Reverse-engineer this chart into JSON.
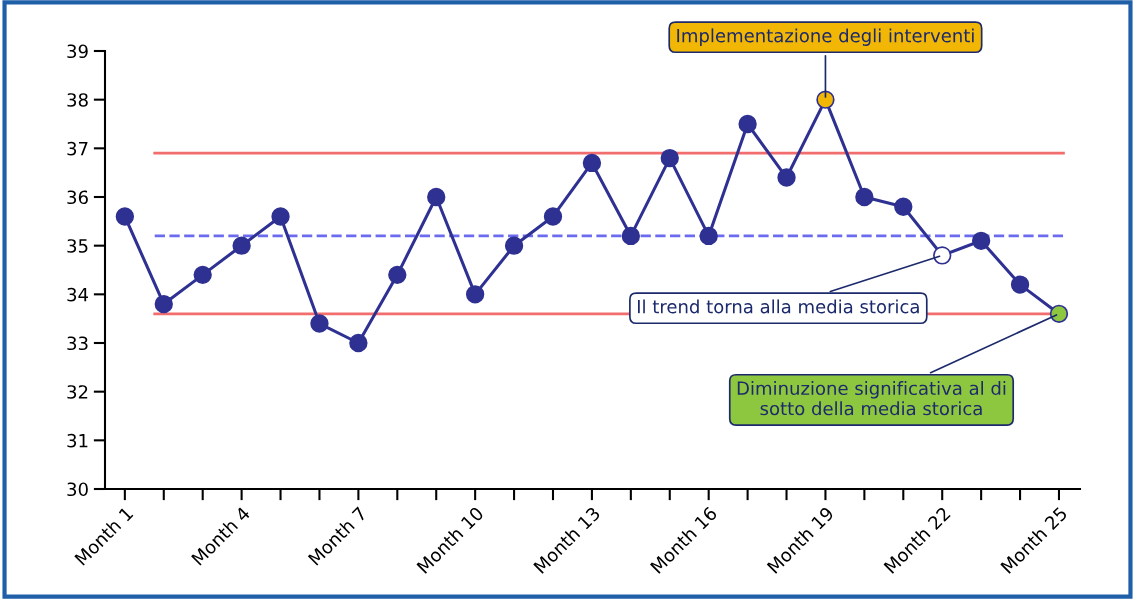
{
  "chart_data": {
    "type": "line",
    "categories": [
      "Month 1",
      null,
      null,
      "Month 4",
      null,
      null,
      "Month 7",
      null,
      null,
      "Month 10",
      null,
      null,
      "Month 13",
      null,
      null,
      "Month 16",
      null,
      null,
      "Month 19",
      null,
      null,
      "Month 22",
      null,
      null,
      "Month 25"
    ],
    "series": [
      {
        "color": "#2e3192",
        "values": [
          35.6,
          33.8,
          34.4,
          35.0,
          35.6,
          33.4,
          33.0,
          34.4,
          36.0,
          34.0,
          35.0,
          35.6,
          36.7,
          35.2,
          36.8,
          35.2,
          37.5,
          36.4,
          38.0,
          36.0,
          35.8,
          34.8,
          35.1,
          34.2,
          33.6
        ],
        "colors": [
          "#2e3192",
          "#2e3192",
          "#2e3192",
          "#2e3192",
          "#2e3192",
          "#2e3192",
          "#2e3192",
          "#2e3192",
          "#2e3192",
          "#2e3192",
          "#2e3192",
          "#2e3192",
          "#2e3192",
          "#2e3192",
          "#2e3192",
          "#2e3192",
          "#2e3192",
          "#2e3192",
          "#f2b705",
          "#2e3192",
          "#2e3192",
          "#ffffff",
          "#2e3192",
          "#2e3192",
          "#8dc63f"
        ]
      }
    ],
    "ylim": [
      30,
      39
    ],
    "yticks": [
      30,
      31,
      32,
      33,
      34,
      35,
      36,
      37,
      38,
      39
    ],
    "ref_lines": [
      {
        "axis": "y",
        "value": 36.9,
        "color": "#f26d6d",
        "line_style": "solid"
      },
      {
        "axis": "y",
        "value": 33.6,
        "color": "#f26d6d",
        "line_style": "solid"
      },
      {
        "axis": "y",
        "value": 35.2,
        "color": "#6b6bf0",
        "line_style": "dashed"
      }
    ],
    "annotations": [
      {
        "text": "Implementazione degli interventi",
        "x": "Month 19",
        "y": 38.0
      },
      {
        "text": "Il trend torna alla media storica",
        "x": "Month 22",
        "y": 34.8
      },
      {
        "text": "Diminuzione significativa al di\nsotto della media storica",
        "x": "Month 25",
        "y": 33.6
      }
    ],
    "marker": "circle",
    "line_style": "solid",
    "grid": false,
    "legend": false
  }
}
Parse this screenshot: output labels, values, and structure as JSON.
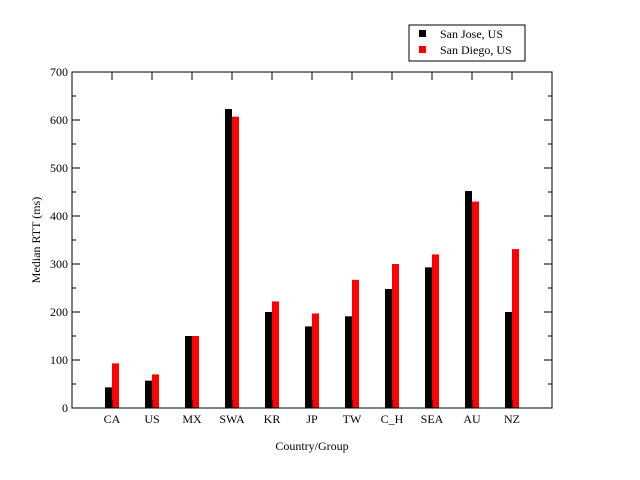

§

> **Your instructions**: Among the entries above, how many lines hold the string "storica"? Respond with nothing but the number.

> **The result**: 2